Copy each record exactly as it reads, leaving out any pictures it holds.

Rows:
========

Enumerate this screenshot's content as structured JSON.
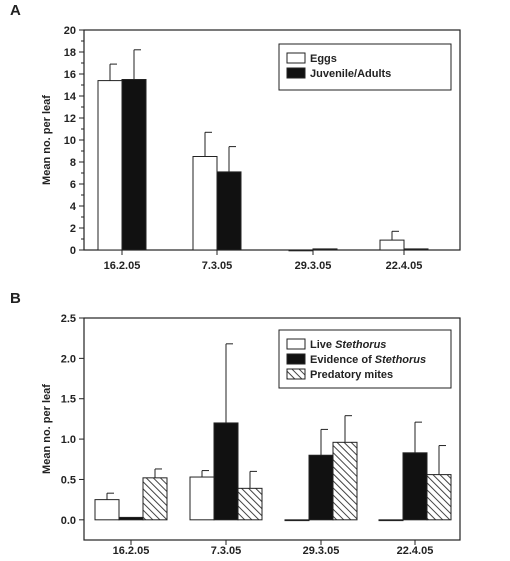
{
  "chart_data": [
    {
      "type": "bar",
      "panel_label": "A",
      "ylabel": "Mean no. per leaf",
      "categories": [
        "16.2.05",
        "7.3.05",
        "29.3.05",
        "22.4.05"
      ],
      "ylim": [
        0,
        20
      ],
      "yticks": [
        "0",
        "2",
        "4",
        "6",
        "8",
        "10",
        "12",
        "14",
        "16",
        "18",
        "20"
      ],
      "legend_position": "top-right",
      "series": [
        {
          "name": "Eggs",
          "fill": "white",
          "values": [
            15.4,
            8.5,
            0.0,
            0.9
          ],
          "errors": [
            1.5,
            2.2,
            0.0,
            0.8
          ]
        },
        {
          "name": "Juvenile/Adults",
          "fill": "black",
          "values": [
            15.5,
            7.1,
            0.1,
            0.1
          ],
          "errors": [
            2.7,
            2.3,
            0.0,
            0.0
          ]
        }
      ]
    },
    {
      "type": "bar",
      "panel_label": "B",
      "ylabel": "Mean no. per leaf",
      "categories": [
        "16.2.05",
        "7.3.05",
        "29.3.05",
        "22.4.05"
      ],
      "ylim": [
        -0.25,
        2.5
      ],
      "yticks": [
        "0.0",
        "0.5",
        "1.0",
        "1.5",
        "2.0",
        "2.5"
      ],
      "legend_position": "top-right",
      "series": [
        {
          "name_parts": [
            "Live ",
            "Stethorus",
            ""
          ],
          "fill": "white",
          "values": [
            0.25,
            0.53,
            0.0,
            0.0
          ],
          "errors": [
            0.08,
            0.08,
            0.0,
            0.0
          ]
        },
        {
          "name_parts": [
            "Evidence of ",
            "Stethorus",
            ""
          ],
          "fill": "black",
          "values": [
            0.03,
            1.2,
            0.8,
            0.83
          ],
          "errors": [
            0.0,
            0.98,
            0.32,
            0.38
          ]
        },
        {
          "name": "Predatory mites",
          "fill": "hatch",
          "values": [
            0.52,
            0.39,
            0.96,
            0.56
          ],
          "errors": [
            0.11,
            0.21,
            0.33,
            0.36
          ]
        }
      ]
    }
  ]
}
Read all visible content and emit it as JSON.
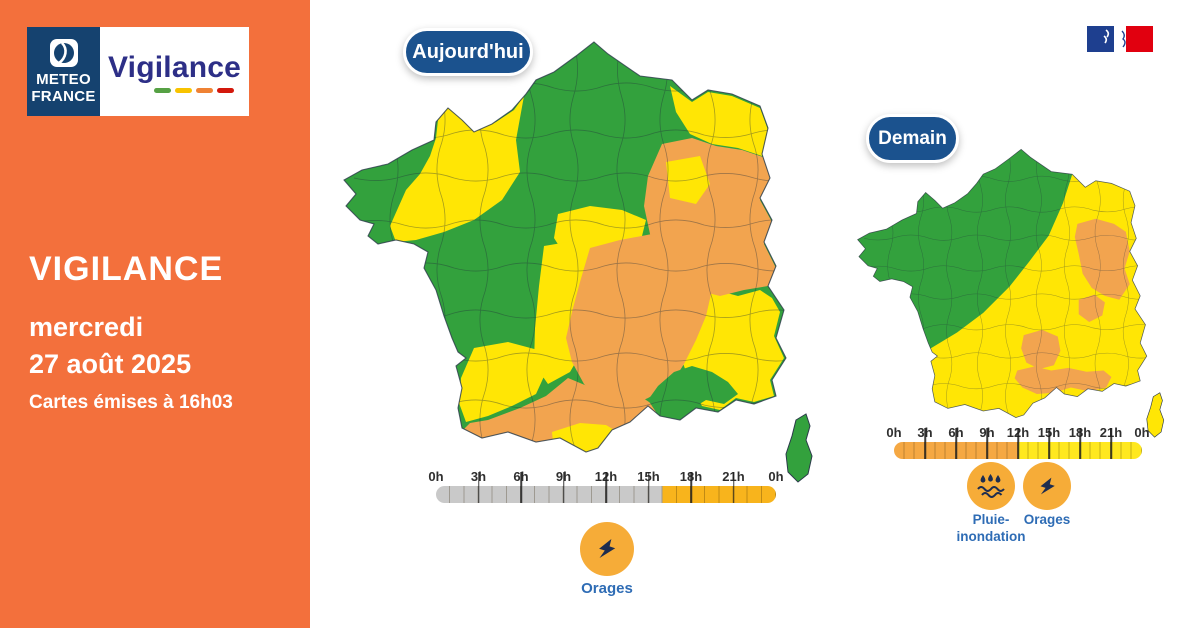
{
  "brand": {
    "org_line1": "METEO",
    "org_line2": "FRANCE",
    "product": "Vigilance"
  },
  "sidebar": {
    "title": "VIGILANCE",
    "weekday": "mercredi",
    "date": "27 août 2025",
    "issued": "Cartes émises à 16h03"
  },
  "maps": [
    {
      "label": "Aujourd'hui",
      "legend_hours": [
        "0h",
        "3h",
        "6h",
        "9h",
        "12h",
        "15h",
        "18h",
        "21h",
        "0h"
      ],
      "timeline_segments": [
        {
          "color": "#c9c9c9",
          "from": 0,
          "to": 16
        },
        {
          "color": "#f8b41c",
          "from": 16,
          "to": 24
        }
      ],
      "phenomena": [
        {
          "name": "Orages",
          "icon": "lightning-icon",
          "lines": [
            "Orages"
          ]
        }
      ]
    },
    {
      "label": "Demain",
      "legend_hours": [
        "0h",
        "3h",
        "6h",
        "9h",
        "12h",
        "15h",
        "18h",
        "21h",
        "0h"
      ],
      "timeline_segments": [
        {
          "color": "#f5a843",
          "from": 0,
          "to": 12
        },
        {
          "color": "#ffe81f",
          "from": 12,
          "to": 24
        }
      ],
      "phenomena": [
        {
          "name": "Pluie-inondation",
          "icon": "rain-flood-icon",
          "lines": [
            "Pluie-",
            "inondation"
          ]
        },
        {
          "name": "Orages",
          "icon": "lightning-icon",
          "lines": [
            "Orages"
          ]
        }
      ]
    }
  ],
  "colors": {
    "sidebar_orange": "#f3703c",
    "navy": "#1b528e",
    "navy_dark": "#1e2d4f",
    "logo_navy": "#15426f",
    "wordmark_indigo": "#2d2f87",
    "map_green": "#33a13d",
    "map_yellow": "#ffe605",
    "map_orange": "#f2a44f",
    "icon_orange": "#f6ac38",
    "label_blue": "#2e6cb5",
    "scale_green": "#56a144",
    "scale_yellow": "#f8c300",
    "scale_orange": "#ef8234",
    "scale_red": "#d3180c"
  }
}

========

Full solution:
Enumerate this screenshot's content as structured JSON.
{
  "chart_data": [
    {
      "type": "bar",
      "panel_label": "A",
      "ylabel": "Mean no. per leaf",
      "categories": [
        "16.2.05",
        "7.3.05",
        "29.3.05",
        "22.4.05"
      ],
      "ylim": [
        0,
        20
      ],
      "yticks": [
        "0",
        "2",
        "4",
        "6",
        "8",
        "10",
        "12",
        "14",
        "16",
        "18",
        "20"
      ],
      "legend_position": "top-right",
      "series": [
        {
          "name": "Eggs",
          "fill": "white",
          "values": [
            15.4,
            8.5,
            0.0,
            0.9
          ],
          "errors": [
            1.5,
            2.2,
            0.0,
            0.8
          ]
        },
        {
          "name": "Juvenile/Adults",
          "fill": "black",
          "values": [
            15.5,
            7.1,
            0.1,
            0.1
          ],
          "errors": [
            2.7,
            2.3,
            0.0,
            0.0
          ]
        }
      ]
    },
    {
      "type": "bar",
      "panel_label": "B",
      "ylabel": "Mean no. per leaf",
      "categories": [
        "16.2.05",
        "7.3.05",
        "29.3.05",
        "22.4.05"
      ],
      "ylim": [
        -0.25,
        2.5
      ],
      "yticks": [
        "0.0",
        "0.5",
        "1.0",
        "1.5",
        "2.0",
        "2.5"
      ],
      "legend_position": "top-right",
      "series": [
        {
          "name_parts": [
            "Live ",
            "Stethorus",
            ""
          ],
          "fill": "white",
          "values": [
            0.25,
            0.53,
            0.0,
            0.0
          ],
          "errors": [
            0.08,
            0.08,
            0.0,
            0.0
          ]
        },
        {
          "name_parts": [
            "Evidence of ",
            "Stethorus",
            ""
          ],
          "fill": "black",
          "values": [
            0.03,
            1.2,
            0.8,
            0.83
          ],
          "errors": [
            0.0,
            0.98,
            0.32,
            0.38
          ]
        },
        {
          "name": "Predatory mites",
          "fill": "hatch",
          "values": [
            0.52,
            0.39,
            0.96,
            0.56
          ],
          "errors": [
            0.11,
            0.21,
            0.33,
            0.36
          ]
        }
      ]
    }
  ]
}
Read all visible content and emit it as JSON.
{
  "brand": {
    "org_line1": "METEO",
    "org_line2": "FRANCE",
    "product": "Vigilance"
  },
  "sidebar": {
    "title": "VIGILANCE",
    "weekday": "mercredi",
    "date": "27 août 2025",
    "issued": "Cartes émises à 16h03"
  },
  "maps": [
    {
      "label": "Aujourd'hui",
      "legend_hours": [
        "0h",
        "3h",
        "6h",
        "9h",
        "12h",
        "15h",
        "18h",
        "21h",
        "0h"
      ],
      "timeline_segments": [
        {
          "color": "#c9c9c9",
          "from": 0,
          "to": 16
        },
        {
          "color": "#f8b41c",
          "from": 16,
          "to": 24
        }
      ],
      "phenomena": [
        {
          "name": "Orages",
          "icon": "lightning-icon",
          "lines": [
            "Orages"
          ]
        }
      ]
    },
    {
      "label": "Demain",
      "legend_hours": [
        "0h",
        "3h",
        "6h",
        "9h",
        "12h",
        "15h",
        "18h",
        "21h",
        "0h"
      ],
      "timeline_segments": [
        {
          "color": "#f5a843",
          "from": 0,
          "to": 12
        },
        {
          "color": "#ffe81f",
          "from": 12,
          "to": 24
        }
      ],
      "phenomena": [
        {
          "name": "Pluie-inondation",
          "icon": "rain-flood-icon",
          "lines": [
            "Pluie-",
            "inondation"
          ]
        },
        {
          "name": "Orages",
          "icon": "lightning-icon",
          "lines": [
            "Orages"
          ]
        }
      ]
    }
  ],
  "colors": {
    "sidebar_orange": "#f3703c",
    "navy": "#1b528e",
    "navy_dark": "#1e2d4f",
    "logo_navy": "#15426f",
    "wordmark_indigo": "#2d2f87",
    "map_green": "#33a13d",
    "map_yellow": "#ffe605",
    "map_orange": "#f2a44f",
    "icon_orange": "#f6ac38",
    "label_blue": "#2e6cb5",
    "scale_green": "#56a144",
    "scale_yellow": "#f8c300",
    "scale_orange": "#ef8234",
    "scale_red": "#d3180c"
  }
}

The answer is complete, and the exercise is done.